▶ Quesito breve
Copia dall'intervista a Sandro Colombi il passo che parte da "Partiamo con una" e prosegue fino a "vari livelli dell’organizzazione.", senza alcuna modifica.

++++ Estratto della fonte ++++

Alla fine del suo secondo anno alla guida della Uilpa, Sandro Colombi traccia un bilancio della propria Organizzazione in cui fa il punto dei risultati raggiunti e traccia la rotta per i prossimi mesi.
Partiamo con una domanda secca: qual è lo stato di salute della sua organizzazione?
Direi più che soddisfacente. Siamo una categoria viva, guidata da un gruppo dirigente all’altezza delle sfide che la situazione del Paese e quella della P.A. in particolare ci mettono di fronte. Mai come oggi la UILPA si caratterizza per essere un’organizzazione proiettata verso il futuro. Abbiamo chiuso un rinnovo contrattuale importante, direi storico, perché è destinato a cambiare molti aspetti dell’organizzazione del lavoro nei nostri uffici. Ma soprattutto, abbiamo affrontato una stagione congressuale improntata al rinnovamento interno. Abbiamo cambiato molti quadri dirigenti ai vari livelli dell’organizzazione.
Date le nuove assunzioni nel pubblico impiego la Uilpa ha pensato alle nuove generazioni di sindacalisti?
Certamente. Infatti le nostre scelte sono orientate non tanto al presente, quanto al futuro e con il pensiero rivolto proprio alle nuove generazioni sindacali. Le quali saranno sempre più determinanti nella vita dell’organizzazione. Ai nuovi quadri e dirigenti sindacali noi vogliamo consegnare una UILPA forte, determinata e coraggiosa. Per questo ci siamo esposti con prese di posizione su temi scottanti, rispetto ai quali altri sindacati glissavano. E non abbiamo mai smesso di denunciare le storture e le incongruenze delle politiche governative verso il lavoro pubblico e la P.A., indipendentemente da chi fosse al governo.
Tuttavia il ricambio generazionale nelle amministrazioni centrali non sembra andare a gonfie vele.

++++ Dati forniti ++++

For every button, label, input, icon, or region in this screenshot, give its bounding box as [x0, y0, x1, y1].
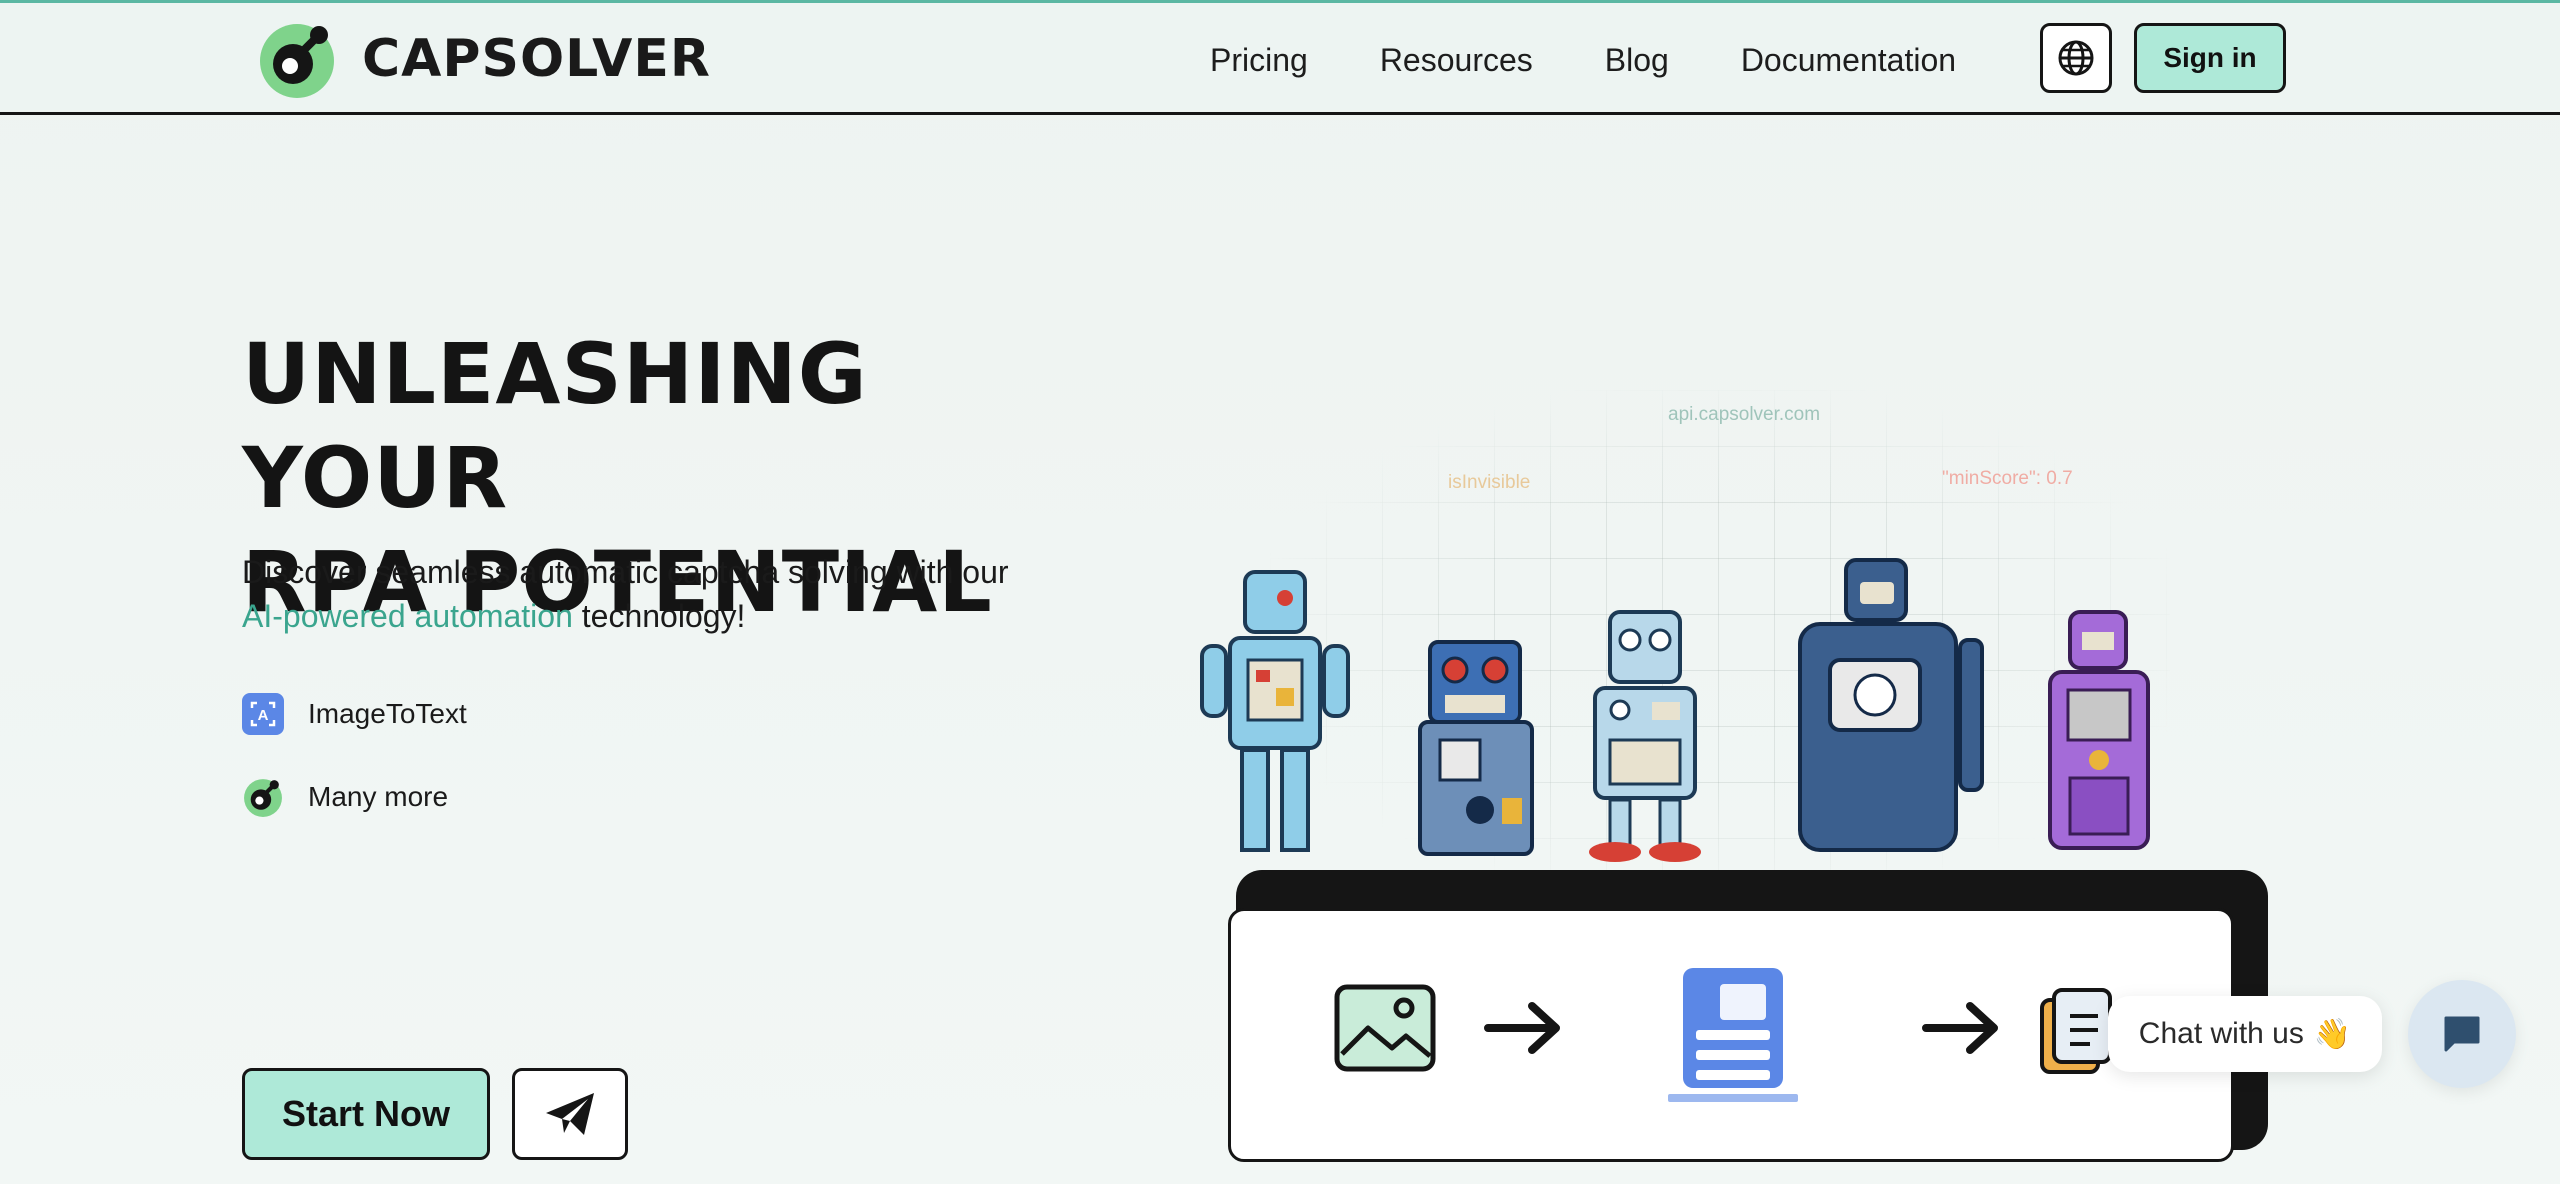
hero-title-line-1: UNLEASHING YOUR [242, 325, 868, 527]
start-now-button[interactable]: Start Now [242, 1068, 490, 1160]
hero-desc-part-2: technology! [572, 598, 746, 634]
nav-pricing[interactable]: Pricing [1210, 42, 1308, 79]
sign-in-button[interactable]: Sign in [2134, 23, 2286, 93]
main-nav: Pricing Resources Blog Documentation [1210, 33, 1956, 87]
is-invisible-label: isInvisible [1448, 472, 1531, 493]
telegram-button[interactable] [512, 1068, 628, 1160]
document-icon [1668, 968, 1798, 1102]
robot-navy [1798, 558, 1984, 852]
chat-bubble-text: Chat with us [2138, 1017, 2304, 1050]
feature-label: Many more [308, 781, 449, 812]
nav-blog[interactable]: Blog [1605, 42, 1669, 79]
chat-with-us-bubble[interactable]: Chat with us 👋 [2108, 996, 2382, 1072]
capsolver-logo-icon [242, 776, 284, 818]
capsolver-logo-icon [260, 24, 334, 98]
feature-item-many-more[interactable]: Many more [242, 775, 448, 819]
chat-icon [2444, 1016, 2480, 1052]
hero-desc-part-1: Discover seamless automatic captcha solv… [242, 554, 1009, 590]
globe-icon [2058, 40, 2094, 76]
language-button[interactable] [2040, 23, 2112, 93]
nav-documentation[interactable]: Documentation [1741, 42, 1956, 79]
hero-desc-accent: AI-powered automation [242, 598, 573, 634]
image-icon [1334, 984, 1436, 1072]
robot-light-blue [1200, 570, 1350, 852]
hero-description: Discover seamless automatic captcha solv… [242, 550, 1142, 638]
brand-name: CAPSOLVER [362, 29, 711, 89]
paper-plane-icon [546, 1093, 594, 1135]
feature-item-image-to-text[interactable]: A ImageToText [242, 692, 467, 736]
nav-resources[interactable]: Resources [1380, 42, 1533, 79]
arrow-right-icon [1922, 1002, 1998, 1054]
api-label: api.capsolver.com [1668, 404, 1821, 425]
robot-purple [2048, 610, 2150, 850]
site-header: CAPSOLVER Pricing Resources Blog Documen… [0, 3, 2560, 115]
robots-illustration [1200, 558, 2150, 862]
robot-silver [1589, 610, 1701, 862]
svg-text:A: A [258, 707, 269, 724]
robot-dark-blue [1418, 640, 1534, 856]
files-icon [2040, 988, 2112, 1074]
wave-emoji-icon: 👋 [2313, 1017, 2352, 1051]
feature-label: ImageToText [308, 698, 467, 729]
min-score-label: "minScore": 0.7 [1942, 468, 2073, 489]
image-to-text-icon: A [242, 693, 284, 735]
chat-launcher-button[interactable] [2408, 980, 2516, 1088]
arrow-right-icon [1484, 1002, 1560, 1054]
brand-logo[interactable]: CAPSOLVER [256, 19, 711, 99]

++++

▶ Risposta al quesito
Partiamo con una domanda secca: qual è lo stato di salute della sua organizzazione?
Direi più che soddisfacente. Siamo una categoria viva, guidata da un gruppo dirigente all’altezza delle sfide che la situazione del Paese e quella della P.A. in particolare ci mettono di fronte. Mai come oggi la UILPA si caratterizza per essere un’organizzazione proiettata verso il futuro. Abbiamo chiuso un rinnovo contrattuale importante, direi storico, perché è destinato a cambiare molti aspetti dell’organizzazione del lavoro nei nostri uffici. Ma soprattutto, abbiamo affrontato una stagione congressuale improntata al rinnovamento interno. Abbiamo cambiato molti quadri dirigenti ai vari livelli dell’organizzazione.